Collected data:
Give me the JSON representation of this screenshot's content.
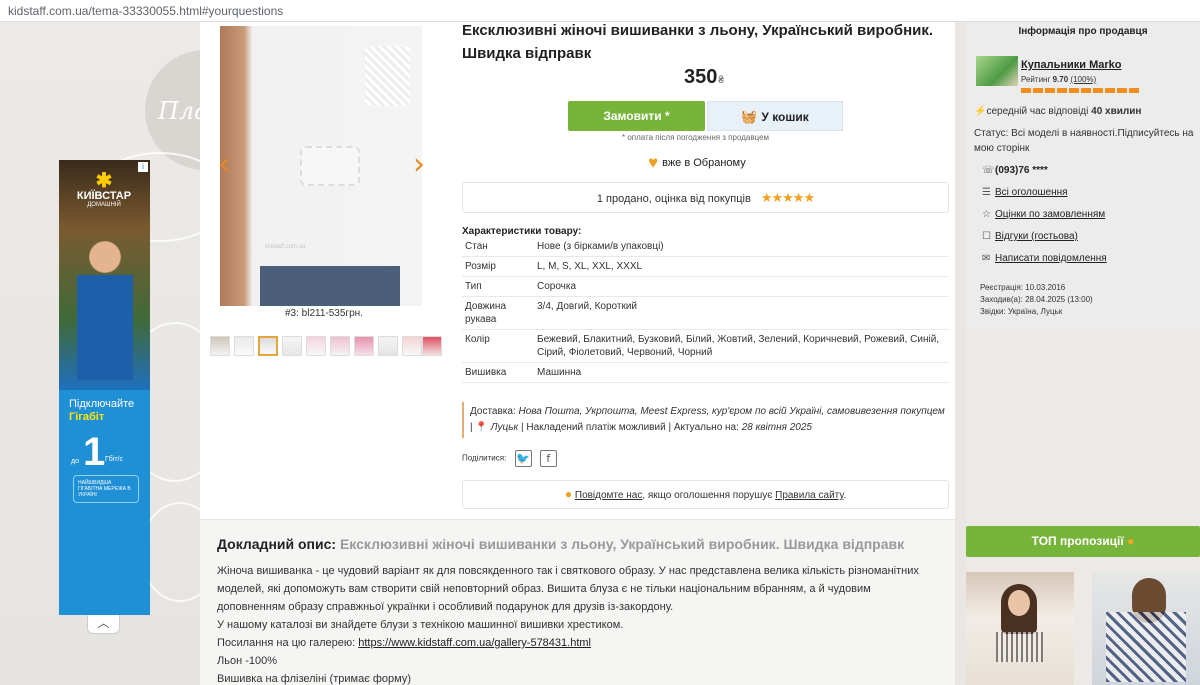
{
  "browser": {
    "url": "kidstaff.com.ua/tema-33330055.html#yourquestions"
  },
  "background": {
    "text": "Пла"
  },
  "ad": {
    "close_label": "i",
    "brand": "КИЇВСТАР",
    "brand_sub": "ДОМАШНІЙ",
    "headline_1": "Підключайте",
    "headline_2": "Гігабіт",
    "speed_prefix": "до",
    "speed_value": "1",
    "speed_unit": "Гбіт/с",
    "note": "НАЙШВИДША ГІГАБІТНА МЕРЕЖА В УКРАЇНІ",
    "collapse_icon": "chevron-up-icon"
  },
  "gallery": {
    "watermark": "kidstaff.com.ua",
    "caption": "#3: bl211-535грн.",
    "thumb_count": 10,
    "active_thumb": 3
  },
  "product": {
    "title": "Ексклюзивні жіночі вишиванки з льону, Український виробник. Швидка відправк",
    "price": "350",
    "currency": "₴",
    "order_button": "Замовити *",
    "cart_button": "У кошик",
    "payment_note": "* оплата після погодження з продавцем",
    "favorite": "вже в Обраному",
    "sold_text": "1 продано, оцінка від покупців",
    "stars": "★★★★★"
  },
  "specs": {
    "title": "Характеристики товару:",
    "rows": [
      {
        "key": "Стан",
        "value": "Нове (з бірками/в упаковці)"
      },
      {
        "key": "Розмір",
        "value": "L, M, S, XL, XXL, XXXL"
      },
      {
        "key": "Тип",
        "value": "Сорочка"
      },
      {
        "key": "Довжина рукава",
        "value": "3/4, Довгий, Короткий"
      },
      {
        "key": "Колір",
        "value": "Бежевий, Блакитний, Бузковий, Білий, Жовтий, Зелений, Коричневий, Рожевий, Синій, Сірий, Фіолетовий, Червоний, Чорний"
      },
      {
        "key": "Вишивка",
        "value": "Машинна"
      }
    ]
  },
  "delivery": {
    "label": "Доставка:",
    "methods": "Нова Пошта, Укрпошта, Meest Express, кур'єром по всій Україні, самовивезення покупцем",
    "city": "Луцьк",
    "cod": "Накладений платіж можливий",
    "actual_label": "Актуально на:",
    "actual_date": "28 квітня 2025"
  },
  "share": {
    "label": "Поділитися:",
    "twitter": "🐦",
    "facebook": "f"
  },
  "report": {
    "link": "Повідомте нас",
    "middle": ", якщо оголошення порушує ",
    "rules": "Правила сайту",
    "end": "."
  },
  "description": {
    "heading": "Докладний опис:",
    "heading_title": "Ексклюзивні жіночі вишиванки з льону, Український виробник. Швидка відправк",
    "p1": "Жіноча вишиванка - це чудовий варіант як для повсякденного так і святкового образу. У нас представлена велика кількість різноманітних моделей, які допоможуть вам створити свій неповторний образ. Вишита блуза є не тільки національним вбранням, а й чудовим доповненням образу справжньої українки і особливий подарунок для друзів із-закордону.",
    "p2": "У нашому каталозі ви знайдете блузи з технікою машинної вишивки хрестиком.",
    "link_label": "Посилання на цю галерею:",
    "link": "https://www.kidstaff.com.ua/gallery-578431.html",
    "p3": "Льон -100%",
    "p4": "Вишивка на флізеліні (тримає форму)"
  },
  "seller": {
    "header": "Інформація про продавця",
    "name": "Купальники Marko",
    "rating_label": "Рейтинг",
    "rating_value": "9.70",
    "rating_percent": "(100%)",
    "response_label": "середній час відповіді",
    "response_value": "40 хвилин",
    "status": "Статус: Всі моделі в наявності.Підписуйтесь на мою сторінк",
    "phone": "(093)76 ****",
    "all_ads": "Всі оголошення",
    "order_reviews": "Оцінки по замовленням",
    "guest_reviews": "Відгуки (гостьова)",
    "write_message": "Написати повідомлення",
    "registration": "Реєстрація: 10.03.2016",
    "last_visit": "Заходив(а): 28.04.2025 (13:00)",
    "from": "Звідки: Україна, Луцьк"
  },
  "top_offers": {
    "label": "ТОП пропозиції",
    "badge": "i"
  }
}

* _REQUIRED TASK_:
Omitting all images, retype each line of the records precisely.

* _TASK SOLUTION_:
Give me the JSON representation of this screenshot's content.
{
  "browser": {
    "url": "kidstaff.com.ua/tema-33330055.html#yourquestions"
  },
  "background": {
    "text": "Пла"
  },
  "ad": {
    "close_label": "i",
    "brand": "КИЇВСТАР",
    "brand_sub": "ДОМАШНІЙ",
    "headline_1": "Підключайте",
    "headline_2": "Гігабіт",
    "speed_prefix": "до",
    "speed_value": "1",
    "speed_unit": "Гбіт/с",
    "note": "НАЙШВИДША ГІГАБІТНА МЕРЕЖА В УКРАЇНІ",
    "collapse_icon": "chevron-up-icon"
  },
  "gallery": {
    "watermark": "kidstaff.com.ua",
    "caption": "#3: bl211-535грн.",
    "thumb_count": 10,
    "active_thumb": 3
  },
  "product": {
    "title": "Ексклюзивні жіночі вишиванки з льону, Український виробник. Швидка відправк",
    "price": "350",
    "currency": "₴",
    "order_button": "Замовити *",
    "cart_button": "У кошик",
    "payment_note": "* оплата після погодження з продавцем",
    "favorite": "вже в Обраному",
    "sold_text": "1 продано, оцінка від покупців",
    "stars": "★★★★★"
  },
  "specs": {
    "title": "Характеристики товару:",
    "rows": [
      {
        "key": "Стан",
        "value": "Нове (з бірками/в упаковці)"
      },
      {
        "key": "Розмір",
        "value": "L, M, S, XL, XXL, XXXL"
      },
      {
        "key": "Тип",
        "value": "Сорочка"
      },
      {
        "key": "Довжина рукава",
        "value": "3/4, Довгий, Короткий"
      },
      {
        "key": "Колір",
        "value": "Бежевий, Блакитний, Бузковий, Білий, Жовтий, Зелений, Коричневий, Рожевий, Синій, Сірий, Фіолетовий, Червоний, Чорний"
      },
      {
        "key": "Вишивка",
        "value": "Машинна"
      }
    ]
  },
  "delivery": {
    "label": "Доставка:",
    "methods": "Нова Пошта, Укрпошта, Meest Express, кур'єром по всій Україні, самовивезення покупцем",
    "city": "Луцьк",
    "cod": "Накладений платіж можливий",
    "actual_label": "Актуально на:",
    "actual_date": "28 квітня 2025"
  },
  "share": {
    "label": "Поділитися:",
    "twitter": "🐦",
    "facebook": "f"
  },
  "report": {
    "link": "Повідомте нас",
    "middle": ", якщо оголошення порушує ",
    "rules": "Правила сайту",
    "end": "."
  },
  "description": {
    "heading": "Докладний опис:",
    "heading_title": "Ексклюзивні жіночі вишиванки з льону, Український виробник. Швидка відправк",
    "p1": "Жіноча вишиванка - це чудовий варіант як для повсякденного так і святкового образу. У нас представлена велика кількість різноманітних моделей, які допоможуть вам створити свій неповторний образ. Вишита блуза є не тільки національним вбранням, а й чудовим доповненням образу справжньої українки і особливий подарунок для друзів із-закордону.",
    "p2": "У нашому каталозі ви знайдете блузи з технікою машинної вишивки хрестиком.",
    "link_label": "Посилання на цю галерею:",
    "link": "https://www.kidstaff.com.ua/gallery-578431.html",
    "p3": "Льон -100%",
    "p4": "Вишивка на флізеліні (тримає форму)"
  },
  "seller": {
    "header": "Інформація про продавця",
    "name": "Купальники Marko",
    "rating_label": "Рейтинг",
    "rating_value": "9.70",
    "rating_percent": "(100%)",
    "response_label": "середній час відповіді",
    "response_value": "40 хвилин",
    "status": "Статус: Всі моделі в наявності.Підписуйтесь на мою сторінк",
    "phone": "(093)76 ****",
    "all_ads": "Всі оголошення",
    "order_reviews": "Оцінки по замовленням",
    "guest_reviews": "Відгуки (гостьова)",
    "write_message": "Написати повідомлення",
    "registration": "Реєстрація: 10.03.2016",
    "last_visit": "Заходив(а): 28.04.2025 (13:00)",
    "from": "Звідки: Україна, Луцьк"
  },
  "top_offers": {
    "label": "ТОП пропозиції",
    "badge": "i"
  }
}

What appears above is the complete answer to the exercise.